» **SET EXERCISE**
Copy out the lines that include the word "народных".

— begin —

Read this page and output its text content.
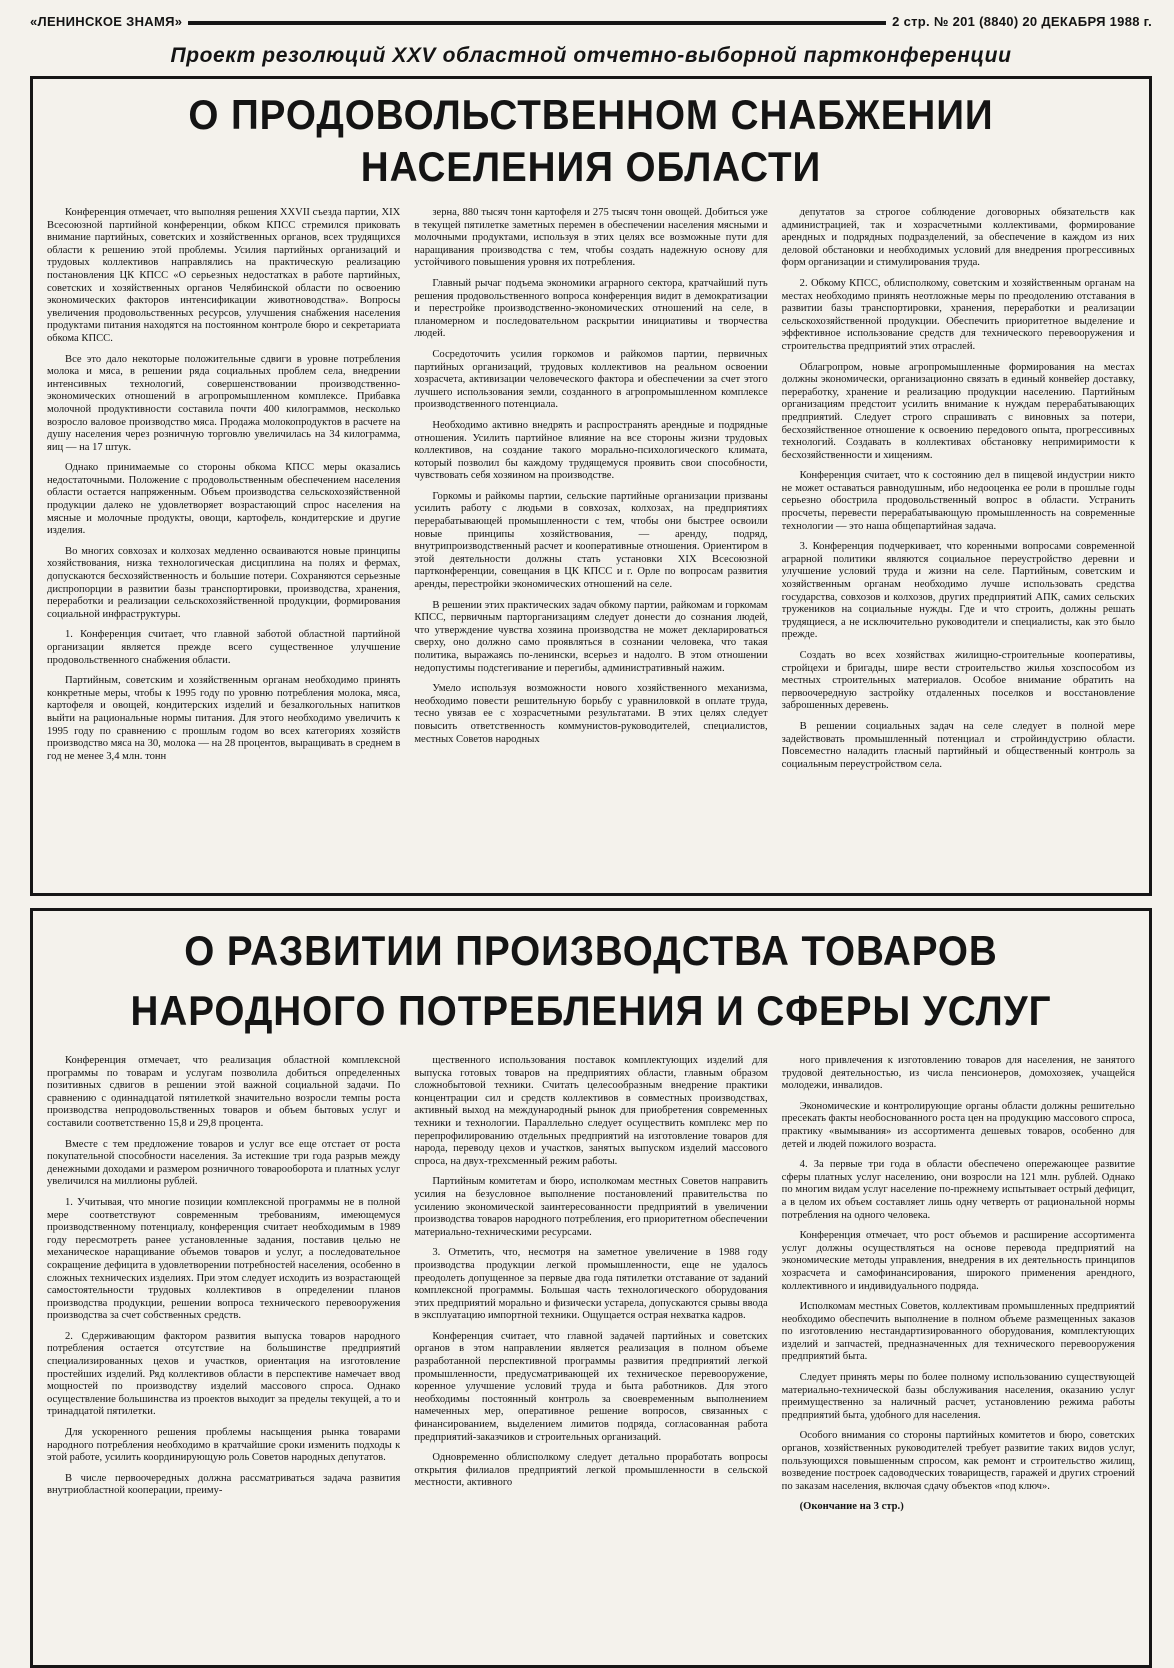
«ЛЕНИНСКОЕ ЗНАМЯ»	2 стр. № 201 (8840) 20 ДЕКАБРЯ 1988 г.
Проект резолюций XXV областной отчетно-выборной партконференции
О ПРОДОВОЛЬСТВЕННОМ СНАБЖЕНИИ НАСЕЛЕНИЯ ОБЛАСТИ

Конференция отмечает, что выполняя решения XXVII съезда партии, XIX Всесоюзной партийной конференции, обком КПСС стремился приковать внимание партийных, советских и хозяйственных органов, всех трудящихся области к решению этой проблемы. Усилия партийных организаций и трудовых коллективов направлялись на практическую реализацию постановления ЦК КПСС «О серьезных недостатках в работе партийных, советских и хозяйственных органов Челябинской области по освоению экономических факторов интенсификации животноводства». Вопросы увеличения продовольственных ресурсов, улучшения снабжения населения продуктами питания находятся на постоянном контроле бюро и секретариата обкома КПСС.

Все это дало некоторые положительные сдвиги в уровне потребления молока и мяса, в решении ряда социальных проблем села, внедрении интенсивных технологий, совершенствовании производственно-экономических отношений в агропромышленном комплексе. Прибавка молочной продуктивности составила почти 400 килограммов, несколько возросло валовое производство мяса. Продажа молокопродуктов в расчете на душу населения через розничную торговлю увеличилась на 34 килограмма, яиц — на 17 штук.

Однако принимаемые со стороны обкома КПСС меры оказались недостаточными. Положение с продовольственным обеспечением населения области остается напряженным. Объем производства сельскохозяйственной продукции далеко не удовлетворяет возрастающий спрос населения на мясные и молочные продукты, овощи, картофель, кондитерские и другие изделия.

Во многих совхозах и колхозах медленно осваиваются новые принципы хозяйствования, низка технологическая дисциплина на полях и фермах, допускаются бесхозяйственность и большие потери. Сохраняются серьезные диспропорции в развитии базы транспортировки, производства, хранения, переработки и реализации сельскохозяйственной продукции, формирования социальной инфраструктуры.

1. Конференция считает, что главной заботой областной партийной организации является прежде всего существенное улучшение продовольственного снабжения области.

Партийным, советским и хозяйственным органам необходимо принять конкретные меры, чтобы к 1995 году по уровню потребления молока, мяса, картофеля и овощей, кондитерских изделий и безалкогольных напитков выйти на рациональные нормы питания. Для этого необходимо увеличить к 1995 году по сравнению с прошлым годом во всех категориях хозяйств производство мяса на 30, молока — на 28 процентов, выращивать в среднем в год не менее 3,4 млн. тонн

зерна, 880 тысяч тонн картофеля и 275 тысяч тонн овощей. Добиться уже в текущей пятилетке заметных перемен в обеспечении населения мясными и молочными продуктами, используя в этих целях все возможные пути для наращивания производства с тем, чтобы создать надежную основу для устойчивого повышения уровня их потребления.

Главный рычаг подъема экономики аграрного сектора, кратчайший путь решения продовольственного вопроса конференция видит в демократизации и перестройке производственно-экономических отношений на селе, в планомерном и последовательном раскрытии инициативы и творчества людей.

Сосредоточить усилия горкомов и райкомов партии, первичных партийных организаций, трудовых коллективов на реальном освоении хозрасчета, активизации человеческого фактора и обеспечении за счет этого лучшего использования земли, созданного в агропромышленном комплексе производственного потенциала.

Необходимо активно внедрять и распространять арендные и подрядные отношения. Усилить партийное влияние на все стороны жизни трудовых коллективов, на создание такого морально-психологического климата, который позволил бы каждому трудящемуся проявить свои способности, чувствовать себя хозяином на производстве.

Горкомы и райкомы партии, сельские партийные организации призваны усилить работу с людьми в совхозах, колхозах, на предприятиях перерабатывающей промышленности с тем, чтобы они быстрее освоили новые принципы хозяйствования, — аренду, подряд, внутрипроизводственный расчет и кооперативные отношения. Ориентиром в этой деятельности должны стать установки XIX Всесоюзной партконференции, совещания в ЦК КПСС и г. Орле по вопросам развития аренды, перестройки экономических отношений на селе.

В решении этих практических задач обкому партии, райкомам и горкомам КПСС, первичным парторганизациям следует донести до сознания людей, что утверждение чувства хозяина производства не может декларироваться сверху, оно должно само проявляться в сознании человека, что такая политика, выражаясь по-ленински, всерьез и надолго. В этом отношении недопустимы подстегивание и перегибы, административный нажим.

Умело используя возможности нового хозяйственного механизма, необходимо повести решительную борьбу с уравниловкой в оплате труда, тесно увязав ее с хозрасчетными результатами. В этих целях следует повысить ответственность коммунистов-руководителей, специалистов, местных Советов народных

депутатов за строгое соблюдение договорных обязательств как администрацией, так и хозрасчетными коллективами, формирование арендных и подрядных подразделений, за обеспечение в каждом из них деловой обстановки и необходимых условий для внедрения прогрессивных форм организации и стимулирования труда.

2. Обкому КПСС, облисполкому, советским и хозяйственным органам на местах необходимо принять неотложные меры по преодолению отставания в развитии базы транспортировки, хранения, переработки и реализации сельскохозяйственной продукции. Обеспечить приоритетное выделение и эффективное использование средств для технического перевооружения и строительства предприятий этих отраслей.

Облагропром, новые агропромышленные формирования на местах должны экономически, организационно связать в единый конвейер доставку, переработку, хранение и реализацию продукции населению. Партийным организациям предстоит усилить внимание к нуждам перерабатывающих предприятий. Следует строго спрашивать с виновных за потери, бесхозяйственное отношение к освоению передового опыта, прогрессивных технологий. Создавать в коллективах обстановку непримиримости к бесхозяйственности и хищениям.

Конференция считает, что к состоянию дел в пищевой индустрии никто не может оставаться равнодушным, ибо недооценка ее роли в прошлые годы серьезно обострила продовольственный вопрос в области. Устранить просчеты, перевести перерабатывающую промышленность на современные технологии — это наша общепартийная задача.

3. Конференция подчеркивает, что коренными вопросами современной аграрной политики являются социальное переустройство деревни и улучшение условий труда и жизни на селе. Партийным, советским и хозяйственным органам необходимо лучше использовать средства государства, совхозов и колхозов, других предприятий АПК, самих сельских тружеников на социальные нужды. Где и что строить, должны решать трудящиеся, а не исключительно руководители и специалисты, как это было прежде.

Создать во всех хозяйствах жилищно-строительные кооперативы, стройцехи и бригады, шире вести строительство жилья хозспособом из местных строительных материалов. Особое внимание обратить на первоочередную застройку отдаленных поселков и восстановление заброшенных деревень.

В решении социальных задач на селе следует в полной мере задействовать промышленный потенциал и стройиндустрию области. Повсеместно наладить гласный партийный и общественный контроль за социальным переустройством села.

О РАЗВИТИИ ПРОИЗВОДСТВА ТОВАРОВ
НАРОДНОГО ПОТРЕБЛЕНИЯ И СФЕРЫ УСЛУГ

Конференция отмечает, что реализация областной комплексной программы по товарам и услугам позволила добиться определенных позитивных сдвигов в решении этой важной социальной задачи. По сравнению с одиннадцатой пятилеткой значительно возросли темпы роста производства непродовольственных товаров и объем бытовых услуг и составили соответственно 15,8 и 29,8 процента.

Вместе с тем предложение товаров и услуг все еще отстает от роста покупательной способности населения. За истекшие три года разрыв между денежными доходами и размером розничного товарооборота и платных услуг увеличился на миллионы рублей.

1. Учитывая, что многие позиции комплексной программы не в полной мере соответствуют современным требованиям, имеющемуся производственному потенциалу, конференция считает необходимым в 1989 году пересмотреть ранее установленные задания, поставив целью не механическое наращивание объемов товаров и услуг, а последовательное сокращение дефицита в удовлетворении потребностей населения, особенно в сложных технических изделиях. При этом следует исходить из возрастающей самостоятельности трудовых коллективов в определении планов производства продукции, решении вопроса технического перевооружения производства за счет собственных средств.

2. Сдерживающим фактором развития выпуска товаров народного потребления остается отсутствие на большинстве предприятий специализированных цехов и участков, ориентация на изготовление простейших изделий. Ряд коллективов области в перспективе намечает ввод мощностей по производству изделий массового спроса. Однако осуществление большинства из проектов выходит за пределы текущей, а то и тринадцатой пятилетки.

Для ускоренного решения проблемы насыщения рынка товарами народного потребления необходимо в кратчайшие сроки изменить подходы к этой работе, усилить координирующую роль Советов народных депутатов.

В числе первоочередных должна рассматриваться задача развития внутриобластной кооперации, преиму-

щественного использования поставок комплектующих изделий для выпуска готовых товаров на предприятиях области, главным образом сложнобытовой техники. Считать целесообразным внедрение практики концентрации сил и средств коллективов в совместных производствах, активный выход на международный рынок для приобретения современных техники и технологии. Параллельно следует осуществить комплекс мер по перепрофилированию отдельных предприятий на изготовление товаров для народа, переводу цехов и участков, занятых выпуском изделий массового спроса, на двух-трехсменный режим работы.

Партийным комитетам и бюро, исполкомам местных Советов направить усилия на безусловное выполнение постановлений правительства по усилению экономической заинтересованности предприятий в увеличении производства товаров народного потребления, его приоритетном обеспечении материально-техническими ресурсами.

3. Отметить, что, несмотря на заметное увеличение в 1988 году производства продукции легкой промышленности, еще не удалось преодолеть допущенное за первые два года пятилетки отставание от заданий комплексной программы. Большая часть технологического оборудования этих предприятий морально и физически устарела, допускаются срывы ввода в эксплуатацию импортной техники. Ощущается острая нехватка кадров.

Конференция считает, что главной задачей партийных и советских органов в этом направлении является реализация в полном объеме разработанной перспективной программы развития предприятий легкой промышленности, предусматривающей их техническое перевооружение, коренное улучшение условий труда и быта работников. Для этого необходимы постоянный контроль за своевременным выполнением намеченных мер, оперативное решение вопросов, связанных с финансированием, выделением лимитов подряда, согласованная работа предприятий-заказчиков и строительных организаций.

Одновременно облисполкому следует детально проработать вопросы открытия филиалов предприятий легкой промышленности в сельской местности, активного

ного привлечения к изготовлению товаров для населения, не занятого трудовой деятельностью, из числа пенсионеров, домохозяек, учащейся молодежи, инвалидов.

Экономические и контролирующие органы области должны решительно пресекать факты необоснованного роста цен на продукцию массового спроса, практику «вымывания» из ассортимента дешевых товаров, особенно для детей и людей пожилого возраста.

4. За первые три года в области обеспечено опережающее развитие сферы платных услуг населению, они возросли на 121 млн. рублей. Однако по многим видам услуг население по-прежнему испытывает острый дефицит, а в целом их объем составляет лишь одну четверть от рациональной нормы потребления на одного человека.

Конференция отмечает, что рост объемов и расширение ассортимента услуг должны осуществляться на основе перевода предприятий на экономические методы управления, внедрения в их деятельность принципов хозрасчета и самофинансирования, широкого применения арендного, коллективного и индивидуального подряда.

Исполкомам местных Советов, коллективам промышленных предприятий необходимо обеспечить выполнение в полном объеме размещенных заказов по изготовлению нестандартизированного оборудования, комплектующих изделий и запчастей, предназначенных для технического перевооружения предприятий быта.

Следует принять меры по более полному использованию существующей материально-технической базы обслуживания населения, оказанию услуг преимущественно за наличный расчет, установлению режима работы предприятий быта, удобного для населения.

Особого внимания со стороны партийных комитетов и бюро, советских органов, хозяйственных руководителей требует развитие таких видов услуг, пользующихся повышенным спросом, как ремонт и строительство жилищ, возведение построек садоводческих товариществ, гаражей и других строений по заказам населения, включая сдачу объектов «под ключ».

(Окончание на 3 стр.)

— end —
— begin —

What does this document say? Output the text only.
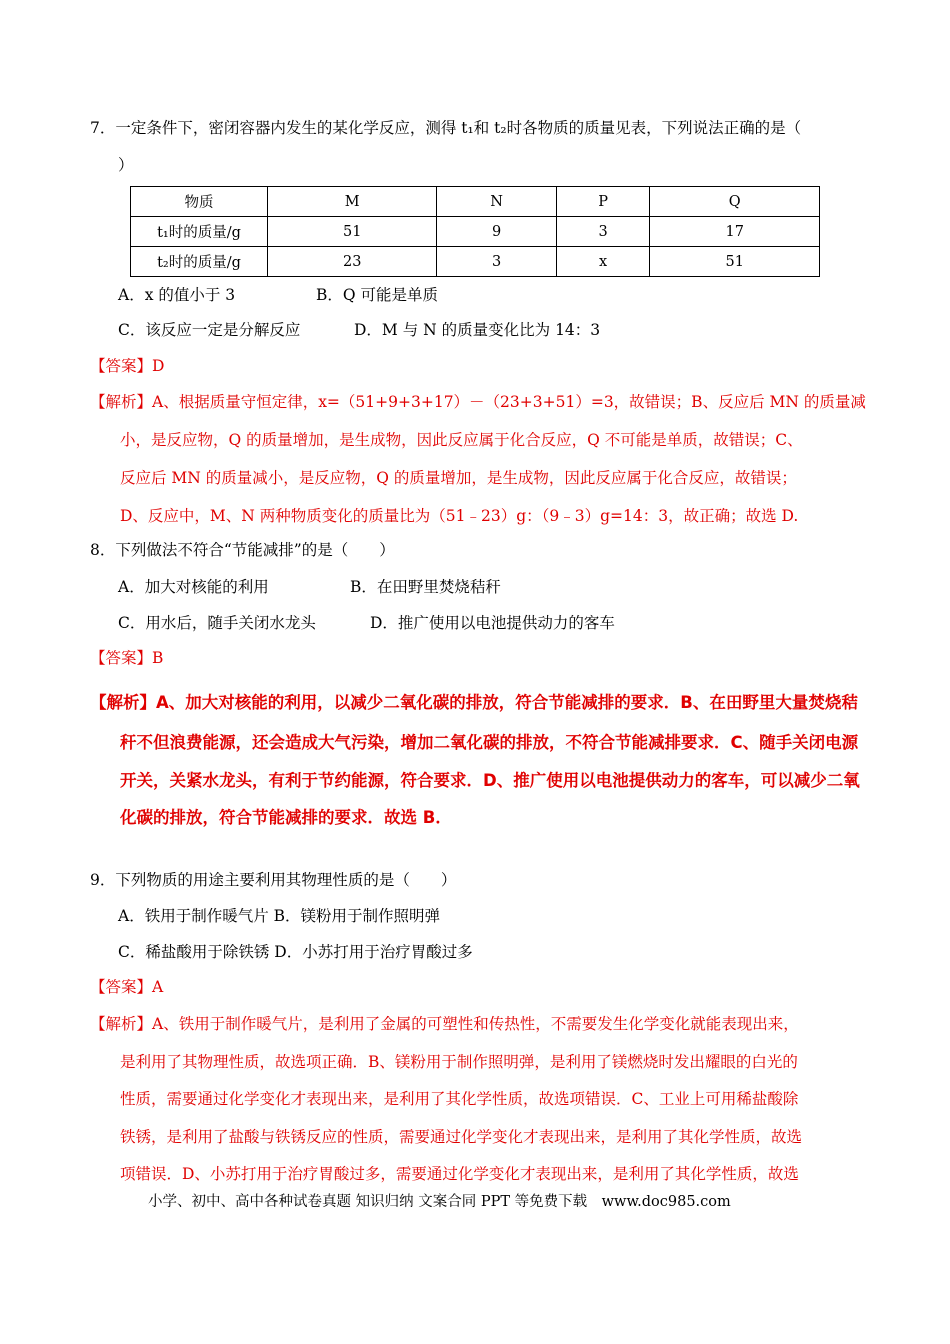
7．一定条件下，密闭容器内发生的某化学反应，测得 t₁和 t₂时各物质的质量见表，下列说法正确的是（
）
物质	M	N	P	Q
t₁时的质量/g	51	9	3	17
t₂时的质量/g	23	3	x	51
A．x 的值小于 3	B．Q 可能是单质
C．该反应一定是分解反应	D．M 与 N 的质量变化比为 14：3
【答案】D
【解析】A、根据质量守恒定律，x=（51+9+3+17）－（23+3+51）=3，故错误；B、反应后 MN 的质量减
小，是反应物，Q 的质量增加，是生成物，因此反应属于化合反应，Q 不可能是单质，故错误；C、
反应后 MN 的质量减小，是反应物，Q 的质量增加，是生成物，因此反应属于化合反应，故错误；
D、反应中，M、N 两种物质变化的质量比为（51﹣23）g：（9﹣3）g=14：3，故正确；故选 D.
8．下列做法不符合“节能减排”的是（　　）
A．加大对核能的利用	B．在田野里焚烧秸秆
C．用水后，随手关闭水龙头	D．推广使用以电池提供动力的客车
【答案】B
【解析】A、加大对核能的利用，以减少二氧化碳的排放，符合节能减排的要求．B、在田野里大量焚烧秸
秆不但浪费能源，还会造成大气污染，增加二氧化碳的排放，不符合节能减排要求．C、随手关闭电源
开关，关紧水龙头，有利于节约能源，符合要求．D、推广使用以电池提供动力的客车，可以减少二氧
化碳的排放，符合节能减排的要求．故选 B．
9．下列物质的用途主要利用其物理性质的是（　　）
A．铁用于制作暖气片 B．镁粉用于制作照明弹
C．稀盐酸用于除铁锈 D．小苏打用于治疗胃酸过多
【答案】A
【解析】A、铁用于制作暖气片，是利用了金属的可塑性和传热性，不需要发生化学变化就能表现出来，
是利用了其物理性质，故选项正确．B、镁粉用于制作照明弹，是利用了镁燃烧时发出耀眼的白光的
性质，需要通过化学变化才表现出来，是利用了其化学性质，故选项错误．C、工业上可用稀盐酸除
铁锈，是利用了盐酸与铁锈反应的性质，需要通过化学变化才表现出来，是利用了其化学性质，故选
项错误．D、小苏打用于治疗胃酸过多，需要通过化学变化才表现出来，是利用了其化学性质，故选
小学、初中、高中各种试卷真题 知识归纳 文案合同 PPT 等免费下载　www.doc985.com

— end —
— begin —

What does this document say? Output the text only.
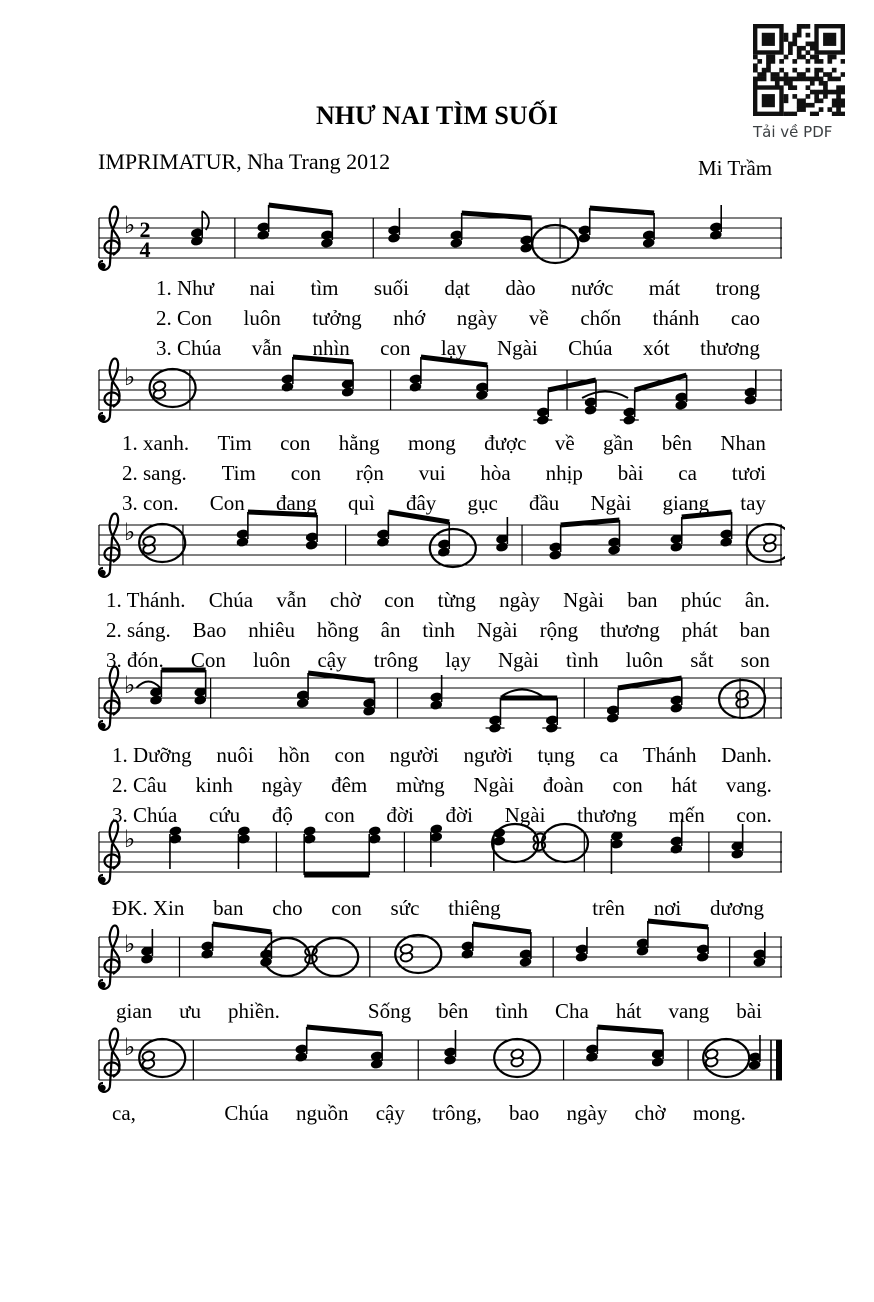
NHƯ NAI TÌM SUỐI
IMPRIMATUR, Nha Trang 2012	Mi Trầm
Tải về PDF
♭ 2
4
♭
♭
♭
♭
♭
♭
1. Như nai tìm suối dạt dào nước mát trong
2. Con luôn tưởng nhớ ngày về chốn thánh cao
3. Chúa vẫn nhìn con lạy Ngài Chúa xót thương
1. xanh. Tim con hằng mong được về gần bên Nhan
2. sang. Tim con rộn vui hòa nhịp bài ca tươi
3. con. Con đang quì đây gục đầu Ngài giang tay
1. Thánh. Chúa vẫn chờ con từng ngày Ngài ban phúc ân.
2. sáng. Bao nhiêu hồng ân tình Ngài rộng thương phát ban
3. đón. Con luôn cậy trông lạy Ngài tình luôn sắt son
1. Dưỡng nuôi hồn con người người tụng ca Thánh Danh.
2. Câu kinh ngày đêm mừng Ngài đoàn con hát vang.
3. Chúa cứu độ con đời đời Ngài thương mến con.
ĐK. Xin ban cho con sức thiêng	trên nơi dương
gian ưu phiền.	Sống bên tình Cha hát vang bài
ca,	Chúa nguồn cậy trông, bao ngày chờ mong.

— end —

» **RESPONSE**
Умело используя возможности нового хозяйственного механизма, необходимо повести решительную борьбу с уравниловкой в оплате труда, тесно увязав ее с хозрасчетными результатами. В этих целях следует повысить ответственность коммунистов-руководителей, специалистов, местных Советов народных
Для ускоренного решения проблемы насыщения рынка товарами народного потребления необходимо в кратчайшие сроки изменить подходы к этой работе, усилить координирующую роль Советов народных депутатов.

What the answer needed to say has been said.